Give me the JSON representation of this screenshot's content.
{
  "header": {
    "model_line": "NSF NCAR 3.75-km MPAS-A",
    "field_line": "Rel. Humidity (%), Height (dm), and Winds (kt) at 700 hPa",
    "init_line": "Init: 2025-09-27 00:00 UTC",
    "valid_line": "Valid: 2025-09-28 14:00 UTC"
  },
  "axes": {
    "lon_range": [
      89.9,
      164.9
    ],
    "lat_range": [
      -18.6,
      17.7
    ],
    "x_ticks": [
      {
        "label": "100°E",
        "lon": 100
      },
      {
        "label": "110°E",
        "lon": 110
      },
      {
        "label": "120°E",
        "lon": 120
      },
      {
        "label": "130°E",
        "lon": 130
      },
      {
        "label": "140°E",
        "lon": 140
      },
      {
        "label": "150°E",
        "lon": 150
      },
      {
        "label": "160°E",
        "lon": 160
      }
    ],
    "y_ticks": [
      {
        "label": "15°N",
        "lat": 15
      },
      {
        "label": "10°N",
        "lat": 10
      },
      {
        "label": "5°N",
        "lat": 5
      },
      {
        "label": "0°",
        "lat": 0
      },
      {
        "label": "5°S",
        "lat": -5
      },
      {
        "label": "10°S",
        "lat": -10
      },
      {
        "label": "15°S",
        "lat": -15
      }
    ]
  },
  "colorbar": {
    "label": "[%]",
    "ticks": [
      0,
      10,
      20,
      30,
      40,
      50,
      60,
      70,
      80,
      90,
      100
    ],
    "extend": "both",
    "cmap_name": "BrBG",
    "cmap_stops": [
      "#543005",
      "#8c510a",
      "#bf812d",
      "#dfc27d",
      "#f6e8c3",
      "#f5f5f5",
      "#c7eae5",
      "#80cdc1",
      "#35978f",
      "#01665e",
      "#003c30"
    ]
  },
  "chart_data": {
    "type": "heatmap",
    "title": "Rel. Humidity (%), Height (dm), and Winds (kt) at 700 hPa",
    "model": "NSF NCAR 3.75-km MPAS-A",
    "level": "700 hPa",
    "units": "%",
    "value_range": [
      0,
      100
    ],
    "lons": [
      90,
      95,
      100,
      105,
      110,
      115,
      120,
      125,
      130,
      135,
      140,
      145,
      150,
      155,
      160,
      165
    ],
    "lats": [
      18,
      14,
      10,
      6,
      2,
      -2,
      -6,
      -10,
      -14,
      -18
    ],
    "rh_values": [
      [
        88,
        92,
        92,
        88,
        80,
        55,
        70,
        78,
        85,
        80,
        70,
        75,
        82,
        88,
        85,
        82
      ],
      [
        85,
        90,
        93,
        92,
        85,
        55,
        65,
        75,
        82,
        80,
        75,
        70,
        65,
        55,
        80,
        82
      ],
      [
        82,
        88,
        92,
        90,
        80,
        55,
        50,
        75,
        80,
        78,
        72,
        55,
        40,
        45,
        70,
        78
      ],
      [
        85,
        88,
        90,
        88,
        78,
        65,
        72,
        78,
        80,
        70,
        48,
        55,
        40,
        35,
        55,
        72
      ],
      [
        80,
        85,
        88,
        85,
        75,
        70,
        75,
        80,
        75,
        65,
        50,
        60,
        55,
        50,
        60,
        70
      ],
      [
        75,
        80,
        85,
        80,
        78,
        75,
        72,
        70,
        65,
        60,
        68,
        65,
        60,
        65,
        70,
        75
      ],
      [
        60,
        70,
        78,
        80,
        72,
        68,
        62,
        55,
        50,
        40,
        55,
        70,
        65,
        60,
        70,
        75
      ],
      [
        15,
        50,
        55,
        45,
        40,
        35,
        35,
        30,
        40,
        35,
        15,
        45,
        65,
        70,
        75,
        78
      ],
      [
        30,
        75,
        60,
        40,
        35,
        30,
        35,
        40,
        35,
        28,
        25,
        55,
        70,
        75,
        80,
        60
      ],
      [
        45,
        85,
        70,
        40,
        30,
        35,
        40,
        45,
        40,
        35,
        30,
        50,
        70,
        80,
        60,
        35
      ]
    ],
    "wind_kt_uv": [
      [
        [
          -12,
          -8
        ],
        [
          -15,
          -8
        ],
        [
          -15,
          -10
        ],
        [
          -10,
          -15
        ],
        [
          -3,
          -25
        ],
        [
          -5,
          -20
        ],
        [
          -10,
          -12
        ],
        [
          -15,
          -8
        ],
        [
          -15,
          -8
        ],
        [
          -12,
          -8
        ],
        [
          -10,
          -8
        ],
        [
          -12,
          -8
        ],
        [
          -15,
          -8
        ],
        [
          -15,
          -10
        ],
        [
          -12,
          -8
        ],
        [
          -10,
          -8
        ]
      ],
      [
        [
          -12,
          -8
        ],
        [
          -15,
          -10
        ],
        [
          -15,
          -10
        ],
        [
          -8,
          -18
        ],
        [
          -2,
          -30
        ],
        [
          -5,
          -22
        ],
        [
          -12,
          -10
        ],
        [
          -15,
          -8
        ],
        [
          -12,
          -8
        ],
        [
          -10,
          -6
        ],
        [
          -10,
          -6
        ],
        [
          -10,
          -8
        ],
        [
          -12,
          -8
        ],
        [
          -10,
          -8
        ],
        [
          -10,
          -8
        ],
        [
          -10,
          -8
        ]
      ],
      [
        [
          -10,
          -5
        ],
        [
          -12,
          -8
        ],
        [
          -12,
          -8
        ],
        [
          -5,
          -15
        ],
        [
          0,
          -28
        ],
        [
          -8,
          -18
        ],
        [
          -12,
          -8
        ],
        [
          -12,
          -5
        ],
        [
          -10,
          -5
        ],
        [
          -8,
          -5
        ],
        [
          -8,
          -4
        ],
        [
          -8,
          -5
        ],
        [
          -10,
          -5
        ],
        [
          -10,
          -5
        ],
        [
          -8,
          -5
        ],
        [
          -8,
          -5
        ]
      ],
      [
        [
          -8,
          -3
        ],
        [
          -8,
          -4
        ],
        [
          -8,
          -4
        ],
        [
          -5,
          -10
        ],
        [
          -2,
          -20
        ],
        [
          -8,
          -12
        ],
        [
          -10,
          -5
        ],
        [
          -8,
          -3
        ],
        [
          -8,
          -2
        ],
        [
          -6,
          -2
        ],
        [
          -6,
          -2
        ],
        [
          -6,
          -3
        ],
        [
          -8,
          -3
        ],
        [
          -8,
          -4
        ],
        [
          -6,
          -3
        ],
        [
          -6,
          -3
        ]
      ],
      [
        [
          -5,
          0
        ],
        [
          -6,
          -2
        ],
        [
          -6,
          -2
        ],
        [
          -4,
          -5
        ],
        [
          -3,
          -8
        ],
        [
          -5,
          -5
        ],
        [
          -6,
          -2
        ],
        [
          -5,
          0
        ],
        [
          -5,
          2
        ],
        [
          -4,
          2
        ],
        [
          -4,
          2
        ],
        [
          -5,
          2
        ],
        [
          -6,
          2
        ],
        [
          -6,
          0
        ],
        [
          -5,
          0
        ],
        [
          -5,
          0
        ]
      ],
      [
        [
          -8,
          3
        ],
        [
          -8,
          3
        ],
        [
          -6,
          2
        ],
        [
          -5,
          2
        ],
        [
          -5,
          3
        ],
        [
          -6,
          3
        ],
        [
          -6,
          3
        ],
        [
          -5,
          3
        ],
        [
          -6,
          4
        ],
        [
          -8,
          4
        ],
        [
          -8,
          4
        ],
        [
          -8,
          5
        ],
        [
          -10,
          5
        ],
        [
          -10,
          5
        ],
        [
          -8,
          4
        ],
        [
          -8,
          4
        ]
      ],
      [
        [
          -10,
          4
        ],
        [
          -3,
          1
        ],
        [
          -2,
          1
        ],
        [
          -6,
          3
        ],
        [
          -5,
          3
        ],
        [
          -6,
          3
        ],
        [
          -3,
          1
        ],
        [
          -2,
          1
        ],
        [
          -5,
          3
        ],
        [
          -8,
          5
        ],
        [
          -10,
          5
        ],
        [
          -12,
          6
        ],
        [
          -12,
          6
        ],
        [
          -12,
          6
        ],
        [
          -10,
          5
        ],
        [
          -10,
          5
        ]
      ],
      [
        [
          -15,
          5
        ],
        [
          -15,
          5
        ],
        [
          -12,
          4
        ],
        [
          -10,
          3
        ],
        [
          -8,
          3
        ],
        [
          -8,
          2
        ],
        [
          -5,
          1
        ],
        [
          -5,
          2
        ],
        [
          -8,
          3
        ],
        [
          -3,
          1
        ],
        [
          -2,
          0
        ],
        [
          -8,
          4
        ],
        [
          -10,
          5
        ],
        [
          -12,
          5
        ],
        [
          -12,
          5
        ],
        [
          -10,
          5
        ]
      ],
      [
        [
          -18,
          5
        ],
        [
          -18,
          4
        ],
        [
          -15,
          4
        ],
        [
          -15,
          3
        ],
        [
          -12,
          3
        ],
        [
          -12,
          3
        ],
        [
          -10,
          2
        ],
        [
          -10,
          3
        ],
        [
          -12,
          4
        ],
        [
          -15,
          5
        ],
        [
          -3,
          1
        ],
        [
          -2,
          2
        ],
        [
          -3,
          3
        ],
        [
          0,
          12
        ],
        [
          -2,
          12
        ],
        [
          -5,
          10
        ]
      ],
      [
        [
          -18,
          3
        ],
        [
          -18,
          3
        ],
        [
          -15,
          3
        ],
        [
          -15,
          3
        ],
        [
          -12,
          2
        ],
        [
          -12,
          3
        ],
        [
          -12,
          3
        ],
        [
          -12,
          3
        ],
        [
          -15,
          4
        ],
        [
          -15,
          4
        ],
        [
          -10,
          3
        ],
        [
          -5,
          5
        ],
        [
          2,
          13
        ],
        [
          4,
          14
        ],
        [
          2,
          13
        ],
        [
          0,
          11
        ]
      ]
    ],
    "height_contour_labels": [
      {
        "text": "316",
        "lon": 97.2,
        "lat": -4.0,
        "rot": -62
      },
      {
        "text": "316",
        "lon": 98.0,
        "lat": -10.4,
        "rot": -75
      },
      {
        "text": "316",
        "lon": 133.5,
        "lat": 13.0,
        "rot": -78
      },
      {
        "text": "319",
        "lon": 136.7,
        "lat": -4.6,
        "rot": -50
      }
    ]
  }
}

========

◆ Directive:
Pull out every line containing "Winds".

◆ Task solution:
    "field_line": "Rel. Humidity (%), Height (dm), and Winds (kt) at 700 hPa",
    "title": "Rel. Humidity (%), Height (dm), and Winds (kt) at 700 hPa",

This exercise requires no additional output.